— BEGIN Given records —

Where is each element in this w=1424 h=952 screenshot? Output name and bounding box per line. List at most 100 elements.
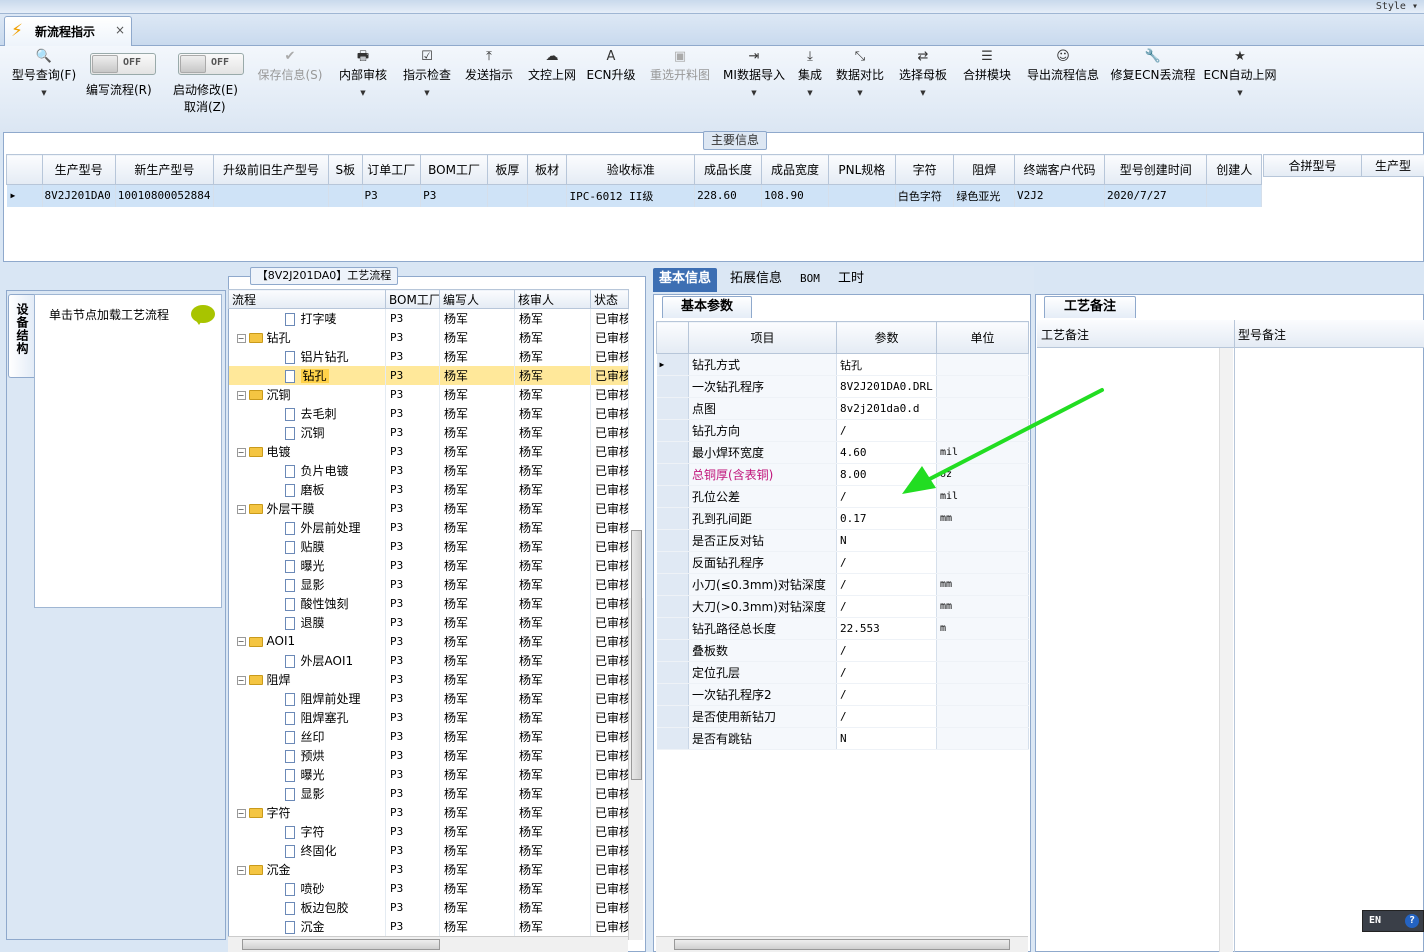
model-query-button[interactable]: 🔍 型号查询(F) ▼	[8, 46, 80, 132]
collapse-icon[interactable]: −	[236, 447, 246, 457]
table-cell[interactable]: 已审核	[590, 308, 629, 328]
table-cell[interactable]: 已审核	[590, 859, 629, 879]
table-cell[interactable]: P3	[385, 593, 440, 613]
process-horizontal-scrollbar[interactable]	[228, 936, 628, 952]
table-cell[interactable]: 已审核	[590, 897, 629, 917]
table-cell[interactable]: 杨军	[514, 574, 591, 594]
tree-node[interactable]: − 外层干膜	[228, 498, 386, 518]
table-cell[interactable]: P3	[385, 460, 440, 480]
style-menu[interactable]: Style ▾	[1376, 1, 1418, 12]
table-cell[interactable]: P3	[385, 517, 440, 537]
chevron-down-icon[interactable]: ▼	[8, 89, 80, 97]
table-cell[interactable]: 已审核	[590, 555, 629, 575]
tree-row[interactable]: 显影 P3 杨军 杨军 已审核	[228, 783, 629, 803]
row-header[interactable]	[656, 397, 689, 420]
choose-template-button[interactable]: ⇄ 选择母板 ▼	[896, 46, 950, 132]
param-value-field[interactable]: N	[836, 727, 937, 750]
table-cell[interactable]: 杨军	[439, 650, 515, 670]
table-cell[interactable]: P3	[385, 859, 440, 879]
tree-row[interactable]: 磨板 P3 杨军 杨军 已审核	[228, 479, 629, 499]
tree-row[interactable]: 退膜 P3 杨军 杨军 已审核	[228, 612, 629, 632]
table-cell[interactable]: IPC-6012 II级	[566, 184, 696, 207]
tree-row[interactable]: − AOI1 P3 杨军 杨军 已审核	[228, 631, 629, 651]
table-cell[interactable]: 杨军	[439, 745, 515, 765]
tree-node[interactable]: − 电镀	[228, 441, 386, 461]
column-header[interactable]: 字符	[894, 154, 955, 185]
table-cell[interactable]: 杨军	[514, 403, 591, 423]
column-header[interactable]: 生产型	[1361, 154, 1424, 177]
reselect-map-button[interactable]: ▣ 重选开料图	[643, 46, 717, 132]
tree-node[interactable]: 曝光	[228, 555, 386, 575]
tree-row[interactable]: 字符 P3 杨军 杨军 已审核	[228, 821, 629, 841]
cancel-label[interactable]: 取消(Z)	[184, 98, 226, 115]
row-header[interactable]	[656, 551, 689, 574]
table-cell[interactable]: 已审核	[590, 384, 629, 404]
table-cell[interactable]: P3	[385, 878, 440, 898]
tree-node[interactable]: 外层前处理	[228, 517, 386, 537]
table-cell[interactable]: P3	[385, 384, 440, 404]
scroll-thumb[interactable]	[631, 530, 642, 780]
table-cell[interactable]: 杨军	[439, 707, 515, 727]
table-cell[interactable]: 已审核	[590, 403, 629, 423]
table-cell[interactable]: 已审核	[590, 821, 629, 841]
param-value-field[interactable]: /	[836, 595, 937, 618]
table-cell[interactable]: 杨军	[514, 555, 591, 575]
param-value-field[interactable]: 22.553	[836, 617, 937, 640]
param-value-field[interactable]: 钻孔	[836, 353, 937, 376]
table-cell[interactable]	[328, 184, 363, 207]
tree-row[interactable]: 沉铜 P3 杨军 杨军 已审核	[228, 422, 629, 442]
tree-node[interactable]: 打字唛	[228, 308, 386, 328]
table-cell[interactable]: 已审核	[590, 612, 629, 632]
scroll-thumb[interactable]	[674, 939, 1010, 950]
tree-node[interactable]: 曝光	[228, 764, 386, 784]
table-cell[interactable]: 杨军	[439, 593, 515, 613]
column-header[interactable]: 订单工厂	[361, 154, 422, 185]
tree-row[interactable]: 贴膜 P3 杨军 杨军 已审核	[228, 536, 629, 556]
tab-new-process[interactable]: ⚡ 新流程指示 ×	[4, 16, 132, 46]
help-icon[interactable]: ?	[1405, 914, 1419, 928]
table-cell[interactable]: 已审核	[590, 327, 629, 347]
close-icon[interactable]: ×	[115, 23, 125, 37]
table-cell[interactable]: 已审核	[590, 536, 629, 556]
tree-node[interactable]: 负片电镀	[228, 460, 386, 480]
table-cell[interactable]: 已审核	[590, 517, 629, 537]
table-cell[interactable]: 杨军	[439, 498, 515, 518]
tree-node[interactable]: − 沉铜	[228, 384, 386, 404]
table-cell[interactable]: 已审核	[590, 764, 629, 784]
chevron-down-icon[interactable]: ▼	[832, 89, 888, 97]
table-cell[interactable]: 杨军	[439, 479, 515, 499]
table-cell[interactable]: 已审核	[590, 479, 629, 499]
tree-node[interactable]: 沉铜	[228, 422, 386, 442]
tab-detail-1[interactable]: 拓展信息	[724, 268, 788, 292]
table-cell[interactable]: 已审核	[590, 802, 629, 822]
process-vertical-scrollbar[interactable]	[628, 530, 643, 940]
param-row[interactable]: ▶ 钻孔方式 钻孔	[656, 353, 1029, 376]
tree-row[interactable]: 显影 P3 杨军 杨军 已审核	[228, 574, 629, 594]
param-row[interactable]: 大刀(>0.3mm)对钻深度 / mm	[656, 595, 1029, 618]
language-indicator[interactable]: EN ?	[1362, 910, 1424, 932]
table-cell[interactable]: 杨军	[439, 441, 515, 461]
table-cell[interactable]: 杨军	[514, 745, 591, 765]
table-cell[interactable]: 杨军	[514, 384, 591, 404]
tree-row[interactable]: 负片电镀 P3 杨军 杨军 已审核	[228, 460, 629, 480]
row-header[interactable]	[656, 705, 689, 728]
export-button[interactable]: ☺ 导出流程信息	[1021, 46, 1105, 132]
column-header[interactable]: 板材	[526, 154, 568, 185]
table-cell[interactable]: 杨军	[514, 327, 591, 347]
tree-row[interactable]: 预烘 P3 杨军 杨军 已审核	[228, 745, 629, 765]
column-header[interactable]: BOM工厂	[420, 154, 489, 185]
tree-node[interactable]: 显影	[228, 783, 386, 803]
table-cell[interactable]: 杨军	[439, 460, 515, 480]
tree-node[interactable]: 沉金	[228, 916, 386, 936]
table-cell[interactable]: 已审核	[590, 916, 629, 936]
table-cell[interactable]: P3	[385, 346, 440, 366]
integrate-button[interactable]: ⤓ 集成 ▼	[793, 46, 827, 132]
table-cell[interactable]: 杨军	[439, 612, 515, 632]
table-cell[interactable]: P3	[385, 536, 440, 556]
row-header[interactable]	[656, 683, 689, 706]
table-cell[interactable]: 杨军	[514, 498, 591, 518]
tree-node[interactable]: − 钻孔	[228, 327, 386, 347]
table-cell[interactable]: 已审核	[590, 745, 629, 765]
table-cell[interactable]: 绿色亚光	[953, 184, 1016, 207]
tree-row[interactable]: 曝光 P3 杨军 杨军 已审核	[228, 555, 629, 575]
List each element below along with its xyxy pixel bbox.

— END Given records —

# [What to produce]
Format every line of the items above as a Markdown table with two columns, Row and Line, where Row holds the row number and Line holds the line itself. Skip blank lines and leave the pictures out of the table.

# [Full answer]
| Row | Line |
|---|---|
| 1 | Where is each element in this w=1424 h=952 screenshot? Output name and bounding box per line. List at most 100 elements. |
| 2 | model-query-button[interactable]: 🔍 型号查询(F) ▼	[8, 46, 80, 132] |
| 3 | collapse-icon[interactable]: −	[236, 447, 246, 457] |
| 4 | table-cell[interactable]: 已审核	[590, 308, 629, 328] |
| 5 | table-cell[interactable]: 已审核	[590, 859, 629, 879] |
| 6 | table-cell[interactable]: P3	[385, 593, 440, 613] |
| 7 | process-horizontal-scrollbar[interactable]	[228, 936, 628, 952] |
| 8 | table-cell[interactable]: 已审核	[590, 897, 629, 917] |
| 9 | table-cell[interactable]: 杨军	[514, 574, 591, 594] |
| 10 | tree-node[interactable]: − 外层干膜	[228, 498, 386, 518] |
| 11 | table-cell[interactable]: P3	[385, 460, 440, 480] |
| 12 | style-menu[interactable]: Style ▾	[1376, 1, 1418, 12] |
| 13 | table-cell[interactable]: P3	[385, 517, 440, 537] |
| 14 | chevron-down-icon[interactable]: ▼	[8, 89, 80, 97] |
| 15 | table-cell[interactable]: 已审核	[590, 555, 629, 575] |
| 16 | tree-row[interactable]: 显影 P3 杨军 杨军 已审核	[228, 783, 629, 803] |
| 17 | row-header[interactable]	[656, 397, 689, 420] |
| 18 | choose-template-button[interactable]: ⇄ 选择母板 ▼	[896, 46, 950, 132] |
| 19 | param-value-field[interactable]: N	[836, 727, 937, 750] |
| 20 | table-cell[interactable]: 杨军	[439, 650, 515, 670] |
| 21 | table-cell[interactable]: P3	[385, 859, 440, 879] |
| 22 | tree-row[interactable]: 磨板 P3 杨军 杨军 已审核	[228, 479, 629, 499] |
| 23 | tree-row[interactable]: 退膜 P3 杨军 杨军 已审核	[228, 612, 629, 632] |
| 24 | table-cell[interactable]: IPC-6012 II级	[566, 184, 696, 207] |
| 25 | tree-row[interactable]: − AOI1 P3 杨军 杨军 已审核	[228, 631, 629, 651] |
| 26 | table-cell[interactable]: 杨军	[439, 745, 515, 765] |
| 27 | tree-node[interactable]: − 电镀	[228, 441, 386, 461] |
| 28 | column-header[interactable]: 字符	[894, 154, 955, 185] |
| 29 | table-cell[interactable]: 杨军	[514, 403, 591, 423] |
| 30 | column-header[interactable]: 生产型	[1361, 154, 1424, 177] |
| 31 | reselect-map-button[interactable]: ▣ 重选开料图	[643, 46, 717, 132] |
| 32 | tree-node[interactable]: 曝光	[228, 555, 386, 575] |
| 33 | tree-row[interactable]: 字符 P3 杨军 杨军 已审核	[228, 821, 629, 841] |
| 34 | cancel-label[interactable]: 取消(Z)	[184, 98, 226, 115] |
| 35 | row-header[interactable]	[656, 551, 689, 574] |
| 36 | table-cell[interactable]: 已审核	[590, 384, 629, 404] |
| 37 | table-cell[interactable]: P3	[385, 878, 440, 898] |
| 38 | tree-node[interactable]: 外层前处理	[228, 517, 386, 537] |
| 39 | table-cell[interactable]: P3	[385, 384, 440, 404] |
| 40 | scroll-thumb[interactable]	[631, 530, 642, 780] |
| 41 | table-cell[interactable]: 杨军	[439, 707, 515, 727] |
| 42 | table-cell[interactable]: 已审核	[590, 403, 629, 423] |
| 43 | table-cell[interactable]: 已审核	[590, 821, 629, 841] |
| 44 | param-value-field[interactable]: /	[836, 595, 937, 618] |
| 45 | table-cell[interactable]: 杨军	[514, 555, 591, 575] |
| 46 | param-value-field[interactable]: 22.553	[836, 617, 937, 640] |
| 47 | param-value-field[interactable]: 钻孔	[836, 353, 937, 376] |
| 48 | table-cell[interactable]	[328, 184, 363, 207] |
| 49 | tree-row[interactable]: 沉铜 P3 杨军 杨军 已审核	[228, 422, 629, 442] |
| 50 | tree-node[interactable]: 打字唛	[228, 308, 386, 328] |
| 51 | table-cell[interactable]: 已审核	[590, 612, 629, 632] |
| 52 | scroll-thumb[interactable]	[674, 939, 1010, 950] |
| 53 | tree-node[interactable]: 曝光	[228, 764, 386, 784] |
| 54 | table-cell[interactable]: 杨军	[439, 593, 515, 613] |
| 55 | column-header[interactable]: 订单工厂	[361, 154, 422, 185] |
| 56 | tree-row[interactable]: 贴膜 P3 杨军 杨军 已审核	[228, 536, 629, 556] |
| 57 | tab-new-process[interactable]: ⚡ 新流程指示 ×	[4, 16, 132, 46] |
| 58 | help-icon[interactable]: ?	[1405, 914, 1419, 928] |
| 59 | table-cell[interactable]: 已审核	[590, 327, 629, 347] |
| 60 | close-icon[interactable]: ×	[115, 23, 125, 37] |
| 61 | table-cell[interactable]: 已审核	[590, 536, 629, 556] |
| 62 | tree-node[interactable]: 负片电镀	[228, 460, 386, 480] |
| 63 | table-cell[interactable]: 已审核	[590, 517, 629, 537] |
| 64 | table-cell[interactable]: 杨军	[439, 498, 515, 518] |
| 65 | tree-node[interactable]: − 沉铜	[228, 384, 386, 404] |
| 66 | table-cell[interactable]: 已审核	[590, 764, 629, 784] |
| 67 | chevron-down-icon[interactable]: ▼	[832, 89, 888, 97] |
| 68 | table-cell[interactable]: 杨军	[439, 479, 515, 499] |
| 69 | table-cell[interactable]: 已审核	[590, 479, 629, 499] |
| 70 | tree-node[interactable]: 沉铜	[228, 422, 386, 442] |
| 71 | tab-detail-1[interactable]: 拓展信息	[724, 268, 788, 292] |
| 72 | table-cell[interactable]: 已审核	[590, 802, 629, 822] |
| 73 | process-vertical-scrollbar[interactable]	[628, 530, 643, 940] |
| 74 | param-row[interactable]: ▶ 钻孔方式 钻孔	[656, 353, 1029, 376] |
| 75 | tree-row[interactable]: 显影 P3 杨军 杨军 已审核	[228, 574, 629, 594] |
| 76 | param-row[interactable]: 大刀(>0.3mm)对钻深度 / mm	[656, 595, 1029, 618] |
| 77 | language-indicator[interactable]: EN ?	[1362, 910, 1424, 932] |
| 78 | table-cell[interactable]: 杨军	[439, 441, 515, 461] |
| 79 | table-cell[interactable]: 杨军	[514, 745, 591, 765] |
| 80 | table-cell[interactable]: 杨军	[514, 384, 591, 404] |
| 81 | tree-row[interactable]: 负片电镀 P3 杨军 杨军 已审核	[228, 460, 629, 480] |
| 82 | row-header[interactable]	[656, 705, 689, 728] |
| 83 | export-button[interactable]: ☺ 导出流程信息	[1021, 46, 1105, 132] |
| 84 | column-header[interactable]: 板材	[526, 154, 568, 185] |
| 85 | table-cell[interactable]: 杨军	[514, 327, 591, 347] |
| 86 | tree-row[interactable]: 预烘 P3 杨军 杨军 已审核	[228, 745, 629, 765] |
| 87 | column-header[interactable]: BOM工厂	[420, 154, 489, 185] |
| 88 | tree-node[interactable]: 显影	[228, 783, 386, 803] |
| 89 | table-cell[interactable]: 杨军	[439, 460, 515, 480] |
| 90 | tree-node[interactable]: 沉金	[228, 916, 386, 936] |
| 91 | table-cell[interactable]: 已审核	[590, 916, 629, 936] |
| 92 | table-cell[interactable]: P3	[385, 346, 440, 366] |
| 93 | integrate-button[interactable]: ⤓ 集成 ▼	[793, 46, 827, 132] |
| 94 | table-cell[interactable]: 杨军	[439, 612, 515, 632] |
| 95 | table-cell[interactable]: P3	[385, 536, 440, 556] |
| 96 | row-header[interactable]	[656, 683, 689, 706] |
| 97 | table-cell[interactable]: 杨军	[514, 498, 591, 518] |
| 98 | tree-node[interactable]: − 钻孔	[228, 327, 386, 347] |
| 99 | table-cell[interactable]: 已审核	[590, 745, 629, 765] |
| 100 | table-cell[interactable]: 绿色亚光	[953, 184, 1016, 207] |
| 101 | tree-row[interactable]: 曝光 P3 杨军 杨军 已审核	[228, 555, 629, 575] |
| 102 | List each element below along with its xyxy pixel bbox. |